■ **Work to be completed**:
Search the entries below for "seinen" and copy each matching line.

━━━━━━━━━━━━━━━━━━━━

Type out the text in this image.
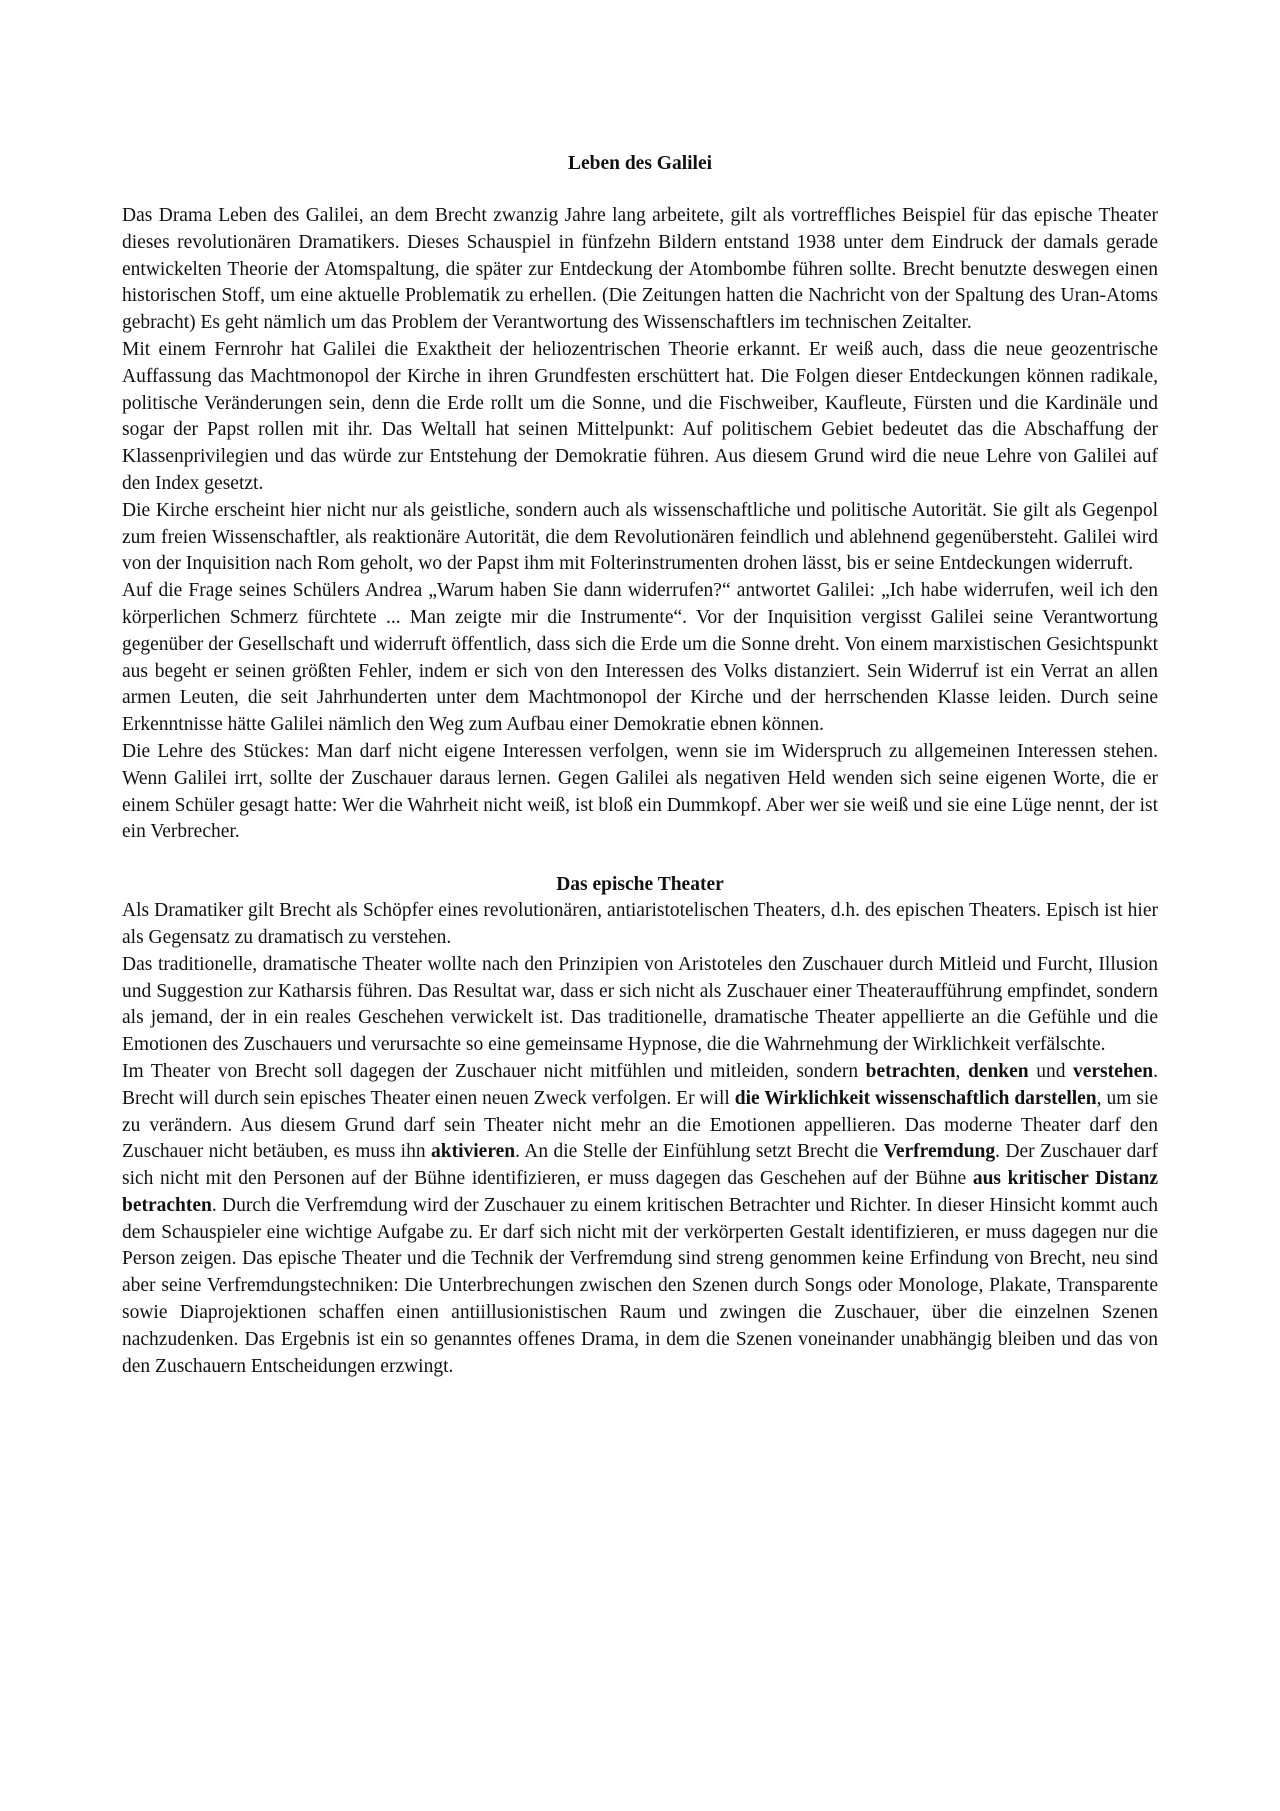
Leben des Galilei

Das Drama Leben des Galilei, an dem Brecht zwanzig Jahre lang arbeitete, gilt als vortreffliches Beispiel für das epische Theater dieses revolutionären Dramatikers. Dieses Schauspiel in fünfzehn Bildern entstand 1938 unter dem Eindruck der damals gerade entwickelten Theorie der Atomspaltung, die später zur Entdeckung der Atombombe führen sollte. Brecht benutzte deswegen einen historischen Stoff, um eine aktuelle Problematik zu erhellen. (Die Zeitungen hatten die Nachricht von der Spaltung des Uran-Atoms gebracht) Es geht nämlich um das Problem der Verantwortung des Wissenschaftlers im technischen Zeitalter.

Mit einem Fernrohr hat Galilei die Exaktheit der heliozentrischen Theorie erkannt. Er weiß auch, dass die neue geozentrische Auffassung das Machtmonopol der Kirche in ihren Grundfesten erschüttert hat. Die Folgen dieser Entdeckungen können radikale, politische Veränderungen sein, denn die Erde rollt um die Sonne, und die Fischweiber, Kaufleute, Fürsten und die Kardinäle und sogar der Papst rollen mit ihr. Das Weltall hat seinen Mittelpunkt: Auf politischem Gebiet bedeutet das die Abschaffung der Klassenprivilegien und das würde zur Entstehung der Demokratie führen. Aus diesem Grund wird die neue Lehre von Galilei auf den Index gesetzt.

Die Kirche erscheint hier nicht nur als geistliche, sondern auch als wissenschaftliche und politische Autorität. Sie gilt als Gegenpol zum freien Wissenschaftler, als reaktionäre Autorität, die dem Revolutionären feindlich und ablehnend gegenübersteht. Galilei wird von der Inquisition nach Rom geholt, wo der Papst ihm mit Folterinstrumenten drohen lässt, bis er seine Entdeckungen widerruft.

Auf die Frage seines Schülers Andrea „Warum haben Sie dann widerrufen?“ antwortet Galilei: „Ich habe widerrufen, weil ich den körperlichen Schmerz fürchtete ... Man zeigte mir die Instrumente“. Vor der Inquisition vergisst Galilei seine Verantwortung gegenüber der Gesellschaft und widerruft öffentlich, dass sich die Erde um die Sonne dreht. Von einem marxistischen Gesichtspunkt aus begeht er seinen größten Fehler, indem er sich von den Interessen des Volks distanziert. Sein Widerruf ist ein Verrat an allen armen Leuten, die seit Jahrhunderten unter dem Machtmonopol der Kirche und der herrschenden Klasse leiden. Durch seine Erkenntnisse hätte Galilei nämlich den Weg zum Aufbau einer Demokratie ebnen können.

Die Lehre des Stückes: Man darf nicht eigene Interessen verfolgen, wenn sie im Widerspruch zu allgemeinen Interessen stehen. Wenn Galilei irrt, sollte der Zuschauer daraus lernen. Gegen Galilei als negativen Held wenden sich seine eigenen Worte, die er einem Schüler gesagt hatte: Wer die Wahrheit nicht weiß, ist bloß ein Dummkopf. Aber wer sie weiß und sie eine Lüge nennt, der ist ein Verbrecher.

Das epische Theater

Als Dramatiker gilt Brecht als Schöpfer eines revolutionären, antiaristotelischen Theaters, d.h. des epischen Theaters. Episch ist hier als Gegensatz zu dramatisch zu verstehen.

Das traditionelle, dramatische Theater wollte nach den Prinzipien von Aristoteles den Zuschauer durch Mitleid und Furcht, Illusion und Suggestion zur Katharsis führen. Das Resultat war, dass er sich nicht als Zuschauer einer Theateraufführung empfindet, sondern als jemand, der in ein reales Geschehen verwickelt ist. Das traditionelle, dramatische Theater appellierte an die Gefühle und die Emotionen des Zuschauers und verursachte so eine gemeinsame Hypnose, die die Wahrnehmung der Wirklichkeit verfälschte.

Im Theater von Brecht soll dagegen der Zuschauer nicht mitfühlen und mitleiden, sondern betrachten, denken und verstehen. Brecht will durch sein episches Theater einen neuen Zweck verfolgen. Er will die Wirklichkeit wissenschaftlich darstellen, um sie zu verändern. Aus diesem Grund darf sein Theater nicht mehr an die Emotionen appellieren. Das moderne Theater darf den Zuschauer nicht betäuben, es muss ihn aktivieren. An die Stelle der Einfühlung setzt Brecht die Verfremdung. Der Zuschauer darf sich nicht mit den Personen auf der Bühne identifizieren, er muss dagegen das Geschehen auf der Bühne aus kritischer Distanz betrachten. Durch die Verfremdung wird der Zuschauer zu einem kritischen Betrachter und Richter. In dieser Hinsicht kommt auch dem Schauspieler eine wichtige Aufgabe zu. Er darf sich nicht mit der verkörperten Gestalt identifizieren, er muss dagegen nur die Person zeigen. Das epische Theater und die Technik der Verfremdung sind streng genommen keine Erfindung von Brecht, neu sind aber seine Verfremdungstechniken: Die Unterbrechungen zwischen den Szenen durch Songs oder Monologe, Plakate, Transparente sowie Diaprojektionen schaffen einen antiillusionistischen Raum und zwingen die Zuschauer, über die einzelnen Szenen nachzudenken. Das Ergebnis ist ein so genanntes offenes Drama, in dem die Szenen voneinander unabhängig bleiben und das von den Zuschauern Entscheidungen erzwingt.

━━━━━━━━━━━━━━━━━━━━

■ **Answer area**:
Mit einem Fernrohr hat Galilei die Exaktheit der heliozentrischen Theorie erkannt. Er weiß auch, dass die neue geozentrische Auffassung das Machtmonopol der Kirche in ihren Grundfesten erschüttert hat. Die Folgen dieser Entdeckungen können radikale, politische Veränderungen sein, denn die Erde rollt um die Sonne, und die Fischweiber, Kaufleute, Fürsten und die Kardinäle und sogar der Papst rollen mit ihr. Das Weltall hat seinen Mittelpunkt: Auf politischem Gebiet bedeutet das die Abschaffung der Klassenprivilegien und das würde zur Entstehung der Demokratie führen. Aus diesem Grund wird die neue Lehre von Galilei auf den Index gesetzt.
Auf die Frage seines Schülers Andrea „Warum haben Sie dann widerrufen?“ antwortet Galilei: „Ich habe widerrufen, weil ich den körperlichen Schmerz fürchtete ... Man zeigte mir die Instrumente“. Vor der Inquisition vergisst Galilei seine Verantwortung gegenüber der Gesellschaft und widerruft öffentlich, dass sich die Erde um die Sonne dreht. Von einem marxistischen Gesichtspunkt aus begeht er seinen größten Fehler, indem er sich von den Interessen des Volks distanziert. Sein Widerruf ist ein Verrat an allen armen Leuten, die seit Jahrhunderten unter dem Machtmonopol der Kirche und der herrschenden Klasse leiden. Durch seine Erkenntnisse hätte Galilei nämlich den Weg zum Aufbau einer Demokratie ebnen können.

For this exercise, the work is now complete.